[BEGIN]

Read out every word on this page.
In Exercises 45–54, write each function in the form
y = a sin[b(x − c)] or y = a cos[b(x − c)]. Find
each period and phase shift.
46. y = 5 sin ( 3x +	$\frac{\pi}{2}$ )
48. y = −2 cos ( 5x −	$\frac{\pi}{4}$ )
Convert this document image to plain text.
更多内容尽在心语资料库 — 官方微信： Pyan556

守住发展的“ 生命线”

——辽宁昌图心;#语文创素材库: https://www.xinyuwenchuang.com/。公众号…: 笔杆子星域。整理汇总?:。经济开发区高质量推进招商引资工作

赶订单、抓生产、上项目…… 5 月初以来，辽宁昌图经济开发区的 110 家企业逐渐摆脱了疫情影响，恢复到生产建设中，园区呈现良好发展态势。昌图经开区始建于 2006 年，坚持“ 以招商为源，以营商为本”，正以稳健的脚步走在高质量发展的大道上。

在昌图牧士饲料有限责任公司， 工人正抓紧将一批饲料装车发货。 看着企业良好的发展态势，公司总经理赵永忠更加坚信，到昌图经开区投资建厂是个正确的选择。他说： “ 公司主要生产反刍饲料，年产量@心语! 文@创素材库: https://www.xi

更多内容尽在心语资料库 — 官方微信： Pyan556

[END]

## [TASK DIRECTIONS]
Give every line of the material again, exactly as it reads.

## [EXERCISE ANSWER]
Read out every word on this page.
In Exercises 45–54, write each function in the form
y = a sin[b(x − c)] or y = a cos[b(x − c)]. Find
each period and phase shift.
46. y = 5 sin ( 3x +	$\frac{\pi}{2}$ )
48. y = −2 cos ( 5x −	$\frac{\pi}{4}$ )
Convert this document image to plain text.
更多内容尽在心语资料库 — 官方微信： Pyan556

守住发展的“ 生命线”

——辽宁昌图心;#语文创素材库: https://www.xinyuwenchuang.com/。公众号…: 笔杆子星域。整理汇总?:。经济开发区高质量推进招商引资工作

赶订单、抓生产、上项目…… 5 月初以来，辽宁昌图经济开发区的 110 家企业逐渐摆脱了疫情影响，恢复到生产建设中，园区呈现良好发展态势。昌图经开区始建于 2006 年，坚持“ 以招商为源，以营商为本”，正以稳健的脚步走在高质量发展的大道上。

在昌图牧士饲料有限责任公司， 工人正抓紧将一批饲料装车发货。 看着企业良好的发展态势，公司总经理赵永忠更加坚信，到昌图经开区投资建厂是个正确的选择。他说： “ 公司主要生产反刍饲料，年产量@心语! 文@创素材库: https://www.xi

更多内容尽在心语资料库 — 官方微信： Pyan556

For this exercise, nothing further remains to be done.